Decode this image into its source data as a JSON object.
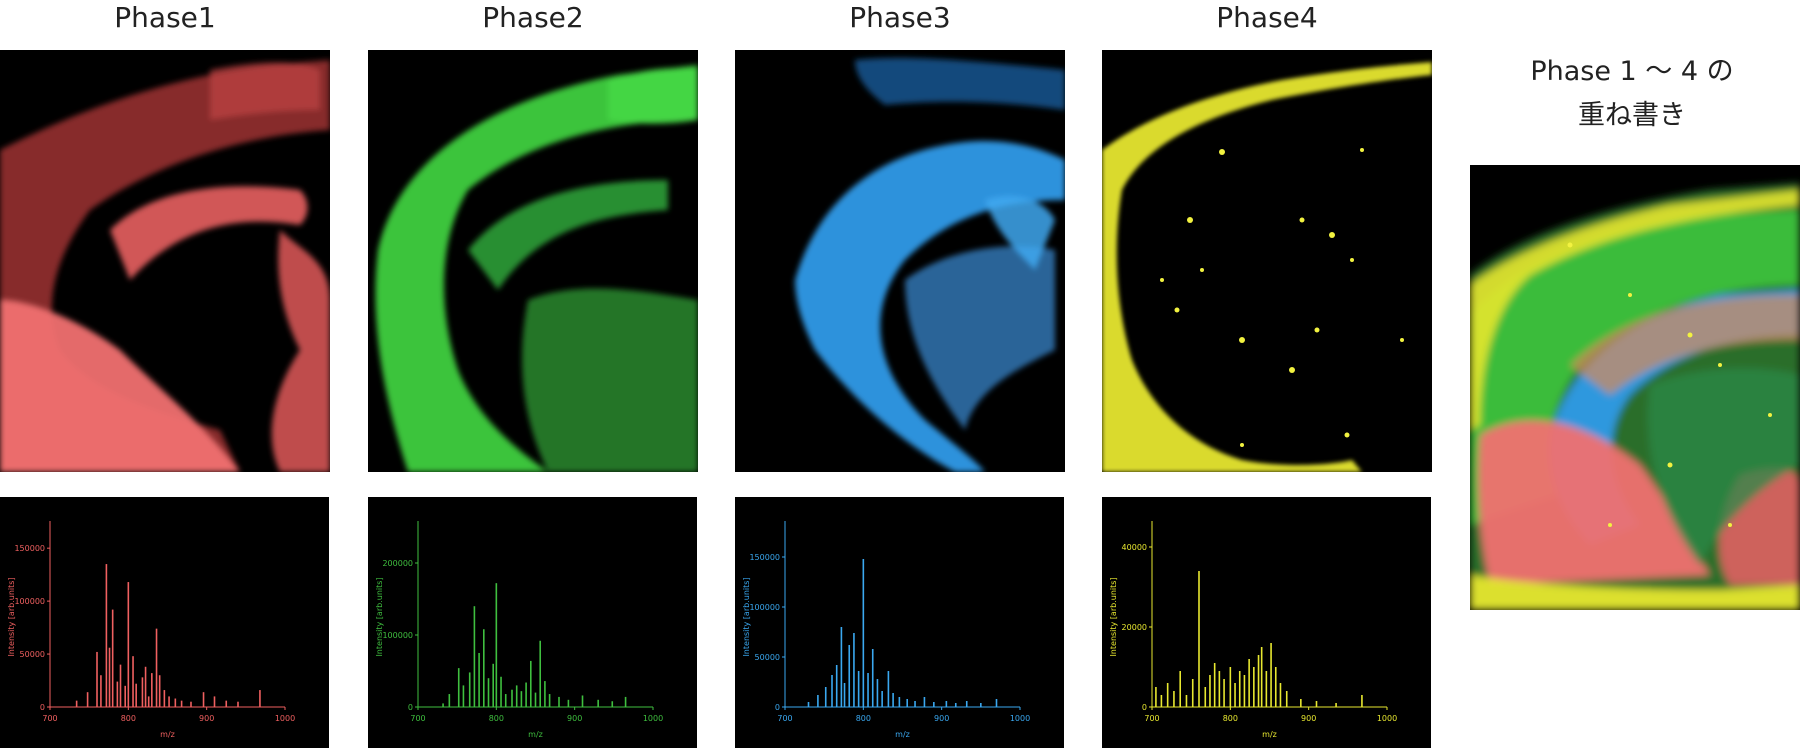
{
  "panels": [
    {
      "title": "Phase1",
      "color": "#f06060"
    },
    {
      "title": "Phase2",
      "color": "#3fbf3f"
    },
    {
      "title": "Phase3",
      "color": "#3aa8f0"
    },
    {
      "title": "Phase4",
      "color": "#e8e830"
    }
  ],
  "overlay": {
    "title_line1": "Phase 1 ～ 4 の",
    "title_line2": "重ね書き"
  },
  "chart_data": [
    {
      "type": "bar",
      "title": "Phase1",
      "xlabel": "m/z",
      "ylabel": "Intensity [arb.units]",
      "xlim": [
        700,
        1000
      ],
      "ylim": [
        0,
        170000
      ],
      "xticks": [
        700,
        800,
        900,
        1000
      ],
      "yticks": [
        0,
        50000,
        100000,
        150000
      ],
      "ytick_labels": [
        "0",
        "50000",
        "100000",
        "150000"
      ],
      "series": [
        {
          "color": "#f06060",
          "x": [
            734,
            748,
            760,
            765,
            772,
            776,
            780,
            786,
            790,
            796,
            800,
            806,
            810,
            818,
            822,
            826,
            830,
            836,
            840,
            846,
            852,
            860,
            868,
            880,
            896,
            910,
            925,
            940,
            968
          ],
          "values": [
            6000,
            14000,
            52000,
            30000,
            135000,
            56000,
            92000,
            24000,
            40000,
            20000,
            118000,
            48000,
            22000,
            28000,
            38000,
            10000,
            32000,
            74000,
            30000,
            16000,
            10000,
            8000,
            6000,
            5000,
            14000,
            10000,
            6000,
            5000,
            16000
          ]
        }
      ]
    },
    {
      "type": "bar",
      "title": "Phase2",
      "xlabel": "m/z",
      "ylabel": "Intensity [arb.units]",
      "xlim": [
        700,
        1000
      ],
      "ylim": [
        0,
        250000
      ],
      "xticks": [
        700,
        800,
        900,
        1000
      ],
      "yticks": [
        0,
        100000,
        200000
      ],
      "ytick_labels": [
        "0",
        "100000",
        "200000"
      ],
      "series": [
        {
          "color": "#3fbf3f",
          "x": [
            732,
            740,
            752,
            758,
            766,
            772,
            778,
            784,
            790,
            796,
            800,
            806,
            812,
            820,
            826,
            832,
            838,
            844,
            850,
            856,
            862,
            868,
            880,
            892,
            910,
            930,
            948,
            965
          ],
          "values": [
            5000,
            18000,
            54000,
            30000,
            48000,
            140000,
            75000,
            108000,
            40000,
            60000,
            172000,
            42000,
            18000,
            24000,
            30000,
            22000,
            34000,
            64000,
            20000,
            92000,
            36000,
            18000,
            14000,
            10000,
            16000,
            10000,
            8000,
            14000
          ]
        }
      ]
    },
    {
      "type": "bar",
      "title": "Phase3",
      "xlabel": "m/z",
      "ylabel": "Intensity [arb.units]",
      "xlim": [
        700,
        1000
      ],
      "ylim": [
        0,
        180000
      ],
      "xticks": [
        700,
        800,
        900,
        1000
      ],
      "yticks": [
        0,
        50000,
        100000,
        150000
      ],
      "ytick_labels": [
        "0",
        "50000",
        "100000",
        "150000"
      ],
      "series": [
        {
          "color": "#3aa8f0",
          "x": [
            730,
            742,
            752,
            760,
            766,
            772,
            776,
            782,
            788,
            794,
            800,
            806,
            812,
            818,
            824,
            832,
            838,
            846,
            856,
            866,
            878,
            890,
            906,
            918,
            932,
            950,
            970
          ],
          "values": [
            5000,
            12000,
            20000,
            32000,
            42000,
            80000,
            24000,
            62000,
            74000,
            36000,
            148000,
            34000,
            58000,
            28000,
            16000,
            36000,
            14000,
            10000,
            8000,
            6000,
            10000,
            5000,
            6000,
            4000,
            6000,
            4000,
            8000
          ]
        }
      ]
    },
    {
      "type": "bar",
      "title": "Phase4",
      "xlabel": "m/z",
      "ylabel": "Intensity [arb.units]",
      "xlim": [
        700,
        1000
      ],
      "ylim": [
        0,
        45000
      ],
      "xticks": [
        700,
        800,
        900,
        1000
      ],
      "yticks": [
        0,
        20000,
        40000
      ],
      "ytick_labels": [
        "0",
        "20000",
        "40000"
      ],
      "series": [
        {
          "color": "#e8e830",
          "x": [
            705,
            712,
            720,
            728,
            736,
            744,
            752,
            760,
            768,
            774,
            780,
            786,
            792,
            800,
            806,
            812,
            818,
            824,
            830,
            836,
            840,
            846,
            852,
            858,
            864,
            872,
            890,
            910,
            935,
            968
          ],
          "values": [
            5000,
            3000,
            6000,
            4000,
            9000,
            3000,
            7000,
            34000,
            5000,
            8000,
            11000,
            9000,
            7000,
            10000,
            6000,
            9000,
            8000,
            12000,
            10000,
            13000,
            15000,
            9000,
            16000,
            10000,
            6000,
            4000,
            2000,
            1500,
            1000,
            3000
          ]
        }
      ]
    }
  ]
}
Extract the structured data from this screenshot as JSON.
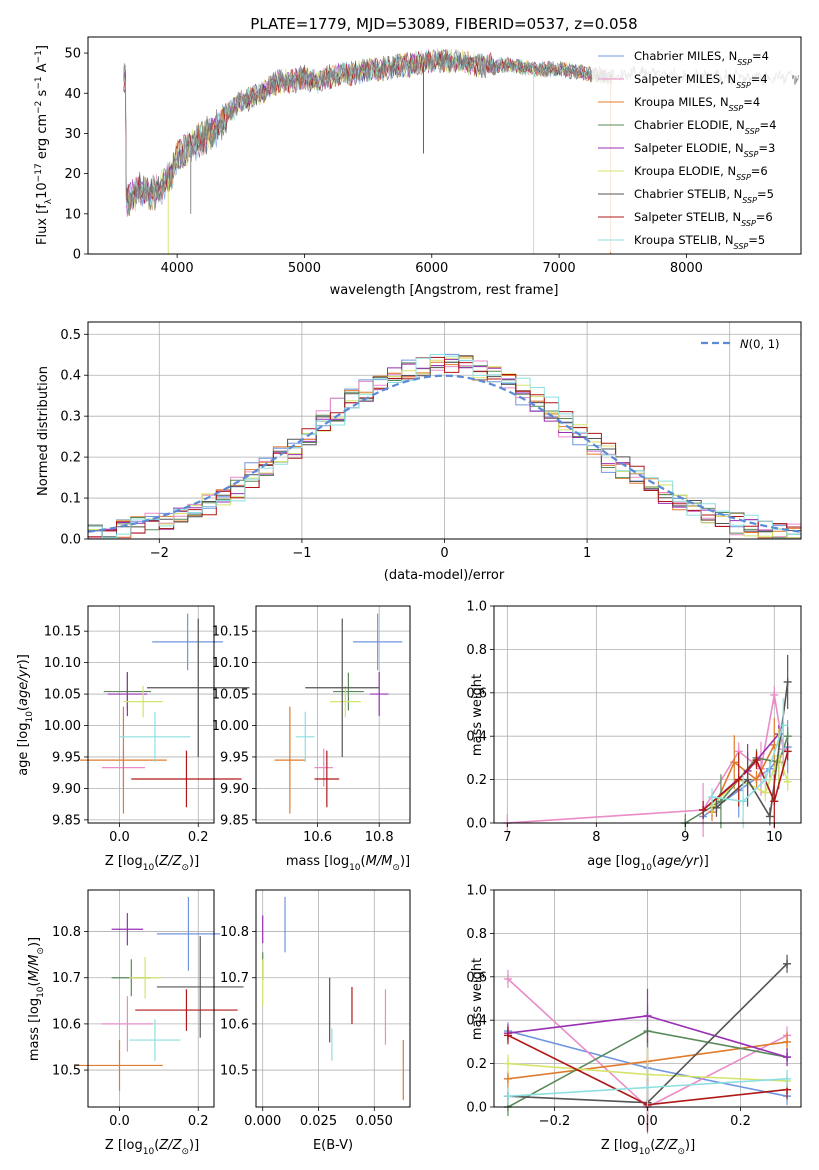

# # # # #

(Task to complete): Every record above must be given again exactly; drop the pictures.

(Worked answer):
Decode this image into its source data as a JSON object.
{
  "panels": [
    {
      "title": "Phase1",
      "color": "#f06060"
    },
    {
      "title": "Phase2",
      "color": "#3fbf3f"
    },
    {
      "title": "Phase3",
      "color": "#3aa8f0"
    },
    {
      "title": "Phase4",
      "color": "#e8e830"
    }
  ],
  "overlay": {
    "title_line1": "Phase 1 ～ 4 の",
    "title_line2": "重ね書き"
  },
  "chart_data": [
    {
      "type": "bar",
      "title": "Phase1",
      "xlabel": "m/z",
      "ylabel": "Intensity [arb.units]",
      "xlim": [
        700,
        1000
      ],
      "ylim": [
        0,
        170000
      ],
      "xticks": [
        700,
        800,
        900,
        1000
      ],
      "yticks": [
        0,
        50000,
        100000,
        150000
      ],
      "ytick_labels": [
        "0",
        "50000",
        "100000",
        "150000"
      ],
      "series": [
        {
          "color": "#f06060",
          "x": [
            734,
            748,
            760,
            765,
            772,
            776,
            780,
            786,
            790,
            796,
            800,
            806,
            810,
            818,
            822,
            826,
            830,
            836,
            840,
            846,
            852,
            860,
            868,
            880,
            896,
            910,
            925,
            940,
            968
          ],
          "values": [
            6000,
            14000,
            52000,
            30000,
            135000,
            56000,
            92000,
            24000,
            40000,
            20000,
            118000,
            48000,
            22000,
            28000,
            38000,
            10000,
            32000,
            74000,
            30000,
            16000,
            10000,
            8000,
            6000,
            5000,
            14000,
            10000,
            6000,
            5000,
            16000
          ]
        }
      ]
    },
    {
      "type": "bar",
      "title": "Phase2",
      "xlabel": "m/z",
      "ylabel": "Intensity [arb.units]",
      "xlim": [
        700,
        1000
      ],
      "ylim": [
        0,
        250000
      ],
      "xticks": [
        700,
        800,
        900,
        1000
      ],
      "yticks": [
        0,
        100000,
        200000
      ],
      "ytick_labels": [
        "0",
        "100000",
        "200000"
      ],
      "series": [
        {
          "color": "#3fbf3f",
          "x": [
            732,
            740,
            752,
            758,
            766,
            772,
            778,
            784,
            790,
            796,
            800,
            806,
            812,
            820,
            826,
            832,
            838,
            844,
            850,
            856,
            862,
            868,
            880,
            892,
            910,
            930,
            948,
            965
          ],
          "values": [
            5000,
            18000,
            54000,
            30000,
            48000,
            140000,
            75000,
            108000,
            40000,
            60000,
            172000,
            42000,
            18000,
            24000,
            30000,
            22000,
            34000,
            64000,
            20000,
            92000,
            36000,
            18000,
            14000,
            10000,
            16000,
            10000,
            8000,
            14000
          ]
        }
      ]
    },
    {
      "type": "bar",
      "title": "Phase3",
      "xlabel": "m/z",
      "ylabel": "Intensity [arb.units]",
      "xlim": [
        700,
        1000
      ],
      "ylim": [
        0,
        180000
      ],
      "xticks": [
        700,
        800,
        900,
        1000
      ],
      "yticks": [
        0,
        50000,
        100000,
        150000
      ],
      "ytick_labels": [
        "0",
        "50000",
        "100000",
        "150000"
      ],
      "series": [
        {
          "color": "#3aa8f0",
          "x": [
            730,
            742,
            752,
            760,
            766,
            772,
            776,
            782,
            788,
            794,
            800,
            806,
            812,
            818,
            824,
            832,
            838,
            846,
            856,
            866,
            878,
            890,
            906,
            918,
            932,
            950,
            970
          ],
          "values": [
            5000,
            12000,
            20000,
            32000,
            42000,
            80000,
            24000,
            62000,
            74000,
            36000,
            148000,
            34000,
            58000,
            28000,
            16000,
            36000,
            14000,
            10000,
            8000,
            6000,
            10000,
            5000,
            6000,
            4000,
            6000,
            4000,
            8000
          ]
        }
      ]
    },
    {
      "type": "bar",
      "title": "Phase4",
      "xlabel": "m/z",
      "ylabel": "Intensity [arb.units]",
      "xlim": [
        700,
        1000
      ],
      "ylim": [
        0,
        45000
      ],
      "xticks": [
        700,
        800,
        900,
        1000
      ],
      "yticks": [
        0,
        20000,
        40000
      ],
      "ytick_labels": [
        "0",
        "20000",
        "40000"
      ],
      "series": [
        {
          "color": "#e8e830",
          "x": [
            705,
            712,
            720,
            728,
            736,
            744,
            752,
            760,
            768,
            774,
            780,
            786,
            792,
            800,
            806,
            812,
            818,
            824,
            830,
            836,
            840,
            846,
            852,
            858,
            864,
            872,
            890,
            910,
            935,
            968
          ],
          "values": [
            5000,
            3000,
            6000,
            4000,
            9000,
            3000,
            7000,
            34000,
            5000,
            8000,
            11000,
            9000,
            7000,
            10000,
            6000,
            9000,
            8000,
            12000,
            10000,
            13000,
            15000,
            9000,
            16000,
            10000,
            6000,
            4000,
            2000,
            1500,
            1000,
            3000
          ]
        }
      ]
    }
  ]
}
Extract the structured data from this screenshot as JSON.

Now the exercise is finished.